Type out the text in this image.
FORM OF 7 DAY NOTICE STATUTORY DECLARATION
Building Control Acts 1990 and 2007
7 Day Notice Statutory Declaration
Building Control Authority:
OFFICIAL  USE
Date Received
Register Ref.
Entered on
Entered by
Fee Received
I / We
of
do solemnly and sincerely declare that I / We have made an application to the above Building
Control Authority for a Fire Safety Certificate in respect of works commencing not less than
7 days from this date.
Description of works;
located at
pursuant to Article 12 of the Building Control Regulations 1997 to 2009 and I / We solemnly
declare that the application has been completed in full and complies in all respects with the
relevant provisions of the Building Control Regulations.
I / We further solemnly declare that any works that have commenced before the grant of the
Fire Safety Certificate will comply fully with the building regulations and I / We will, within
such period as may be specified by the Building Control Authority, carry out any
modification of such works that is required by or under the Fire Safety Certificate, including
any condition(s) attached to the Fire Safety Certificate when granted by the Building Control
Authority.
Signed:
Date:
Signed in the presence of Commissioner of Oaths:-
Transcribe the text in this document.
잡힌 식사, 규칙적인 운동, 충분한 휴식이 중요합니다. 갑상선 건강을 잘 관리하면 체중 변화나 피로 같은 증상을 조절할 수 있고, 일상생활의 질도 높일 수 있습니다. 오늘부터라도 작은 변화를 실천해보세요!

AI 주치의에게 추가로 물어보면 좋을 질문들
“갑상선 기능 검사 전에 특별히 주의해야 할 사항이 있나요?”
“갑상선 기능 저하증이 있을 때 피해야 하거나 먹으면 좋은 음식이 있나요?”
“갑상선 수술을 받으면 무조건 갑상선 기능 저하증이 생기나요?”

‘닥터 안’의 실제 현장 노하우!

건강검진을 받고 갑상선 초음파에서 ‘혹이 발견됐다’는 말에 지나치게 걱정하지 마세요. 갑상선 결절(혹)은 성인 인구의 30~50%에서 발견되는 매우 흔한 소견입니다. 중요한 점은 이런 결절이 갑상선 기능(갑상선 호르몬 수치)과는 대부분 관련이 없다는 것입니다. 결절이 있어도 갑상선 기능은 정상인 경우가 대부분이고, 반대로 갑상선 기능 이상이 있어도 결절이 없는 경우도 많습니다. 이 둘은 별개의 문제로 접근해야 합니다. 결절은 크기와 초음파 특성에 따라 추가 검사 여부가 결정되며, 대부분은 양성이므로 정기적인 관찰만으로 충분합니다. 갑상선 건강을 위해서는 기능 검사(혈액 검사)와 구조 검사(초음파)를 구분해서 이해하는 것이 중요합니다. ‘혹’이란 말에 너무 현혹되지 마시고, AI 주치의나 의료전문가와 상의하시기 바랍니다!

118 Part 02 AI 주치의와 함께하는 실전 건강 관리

===============

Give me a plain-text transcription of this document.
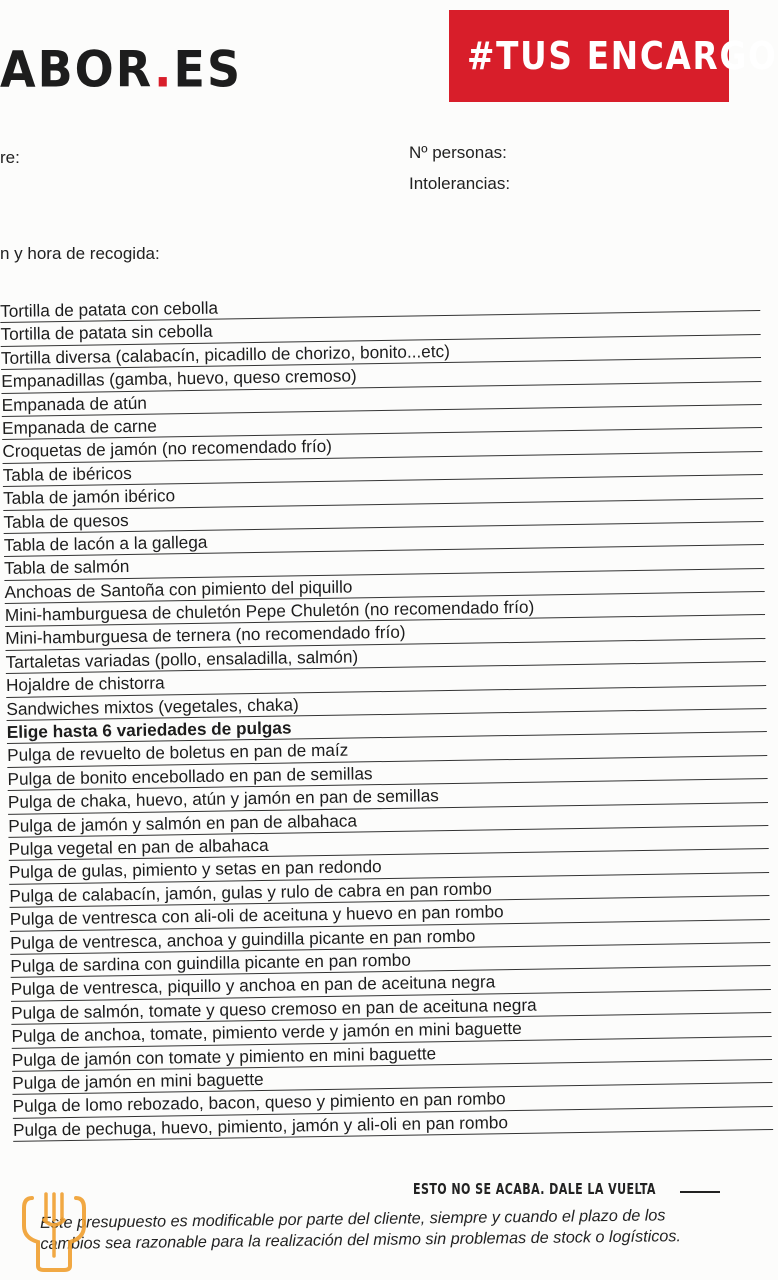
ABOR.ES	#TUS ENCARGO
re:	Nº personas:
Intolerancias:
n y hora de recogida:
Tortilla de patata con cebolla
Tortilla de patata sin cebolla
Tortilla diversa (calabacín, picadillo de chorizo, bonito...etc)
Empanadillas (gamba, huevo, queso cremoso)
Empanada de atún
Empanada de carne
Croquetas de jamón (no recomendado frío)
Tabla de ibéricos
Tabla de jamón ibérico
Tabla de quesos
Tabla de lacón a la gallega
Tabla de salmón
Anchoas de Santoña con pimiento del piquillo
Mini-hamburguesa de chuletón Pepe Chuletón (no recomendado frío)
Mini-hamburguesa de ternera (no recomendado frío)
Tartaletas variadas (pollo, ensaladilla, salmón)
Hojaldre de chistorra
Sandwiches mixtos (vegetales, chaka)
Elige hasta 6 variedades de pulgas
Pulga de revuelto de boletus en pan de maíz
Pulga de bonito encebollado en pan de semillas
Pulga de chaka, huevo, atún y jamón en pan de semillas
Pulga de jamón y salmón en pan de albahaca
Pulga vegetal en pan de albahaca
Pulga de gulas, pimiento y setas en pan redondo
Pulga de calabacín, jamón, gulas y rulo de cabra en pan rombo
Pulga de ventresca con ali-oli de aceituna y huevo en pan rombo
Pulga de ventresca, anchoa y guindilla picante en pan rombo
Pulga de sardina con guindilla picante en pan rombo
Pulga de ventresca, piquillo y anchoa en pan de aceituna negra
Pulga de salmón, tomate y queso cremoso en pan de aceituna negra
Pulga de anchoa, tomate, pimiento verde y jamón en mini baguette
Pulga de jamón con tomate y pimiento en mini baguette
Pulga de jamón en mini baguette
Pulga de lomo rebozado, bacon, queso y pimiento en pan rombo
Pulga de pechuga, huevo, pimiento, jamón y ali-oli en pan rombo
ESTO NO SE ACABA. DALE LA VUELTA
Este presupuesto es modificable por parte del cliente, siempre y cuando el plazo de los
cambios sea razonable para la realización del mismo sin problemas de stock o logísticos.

===============

Directions for this task
Filter out all lines lacking the word "aceituna" and copy the rest.

Answer to the problem
Pulga de ventresca con ali-oli de aceituna y huevo en pan rombo
Pulga de ventresca, piquillo y anchoa en pan de aceituna negra
Pulga de salmón, tomate y queso cremoso en pan de aceituna negra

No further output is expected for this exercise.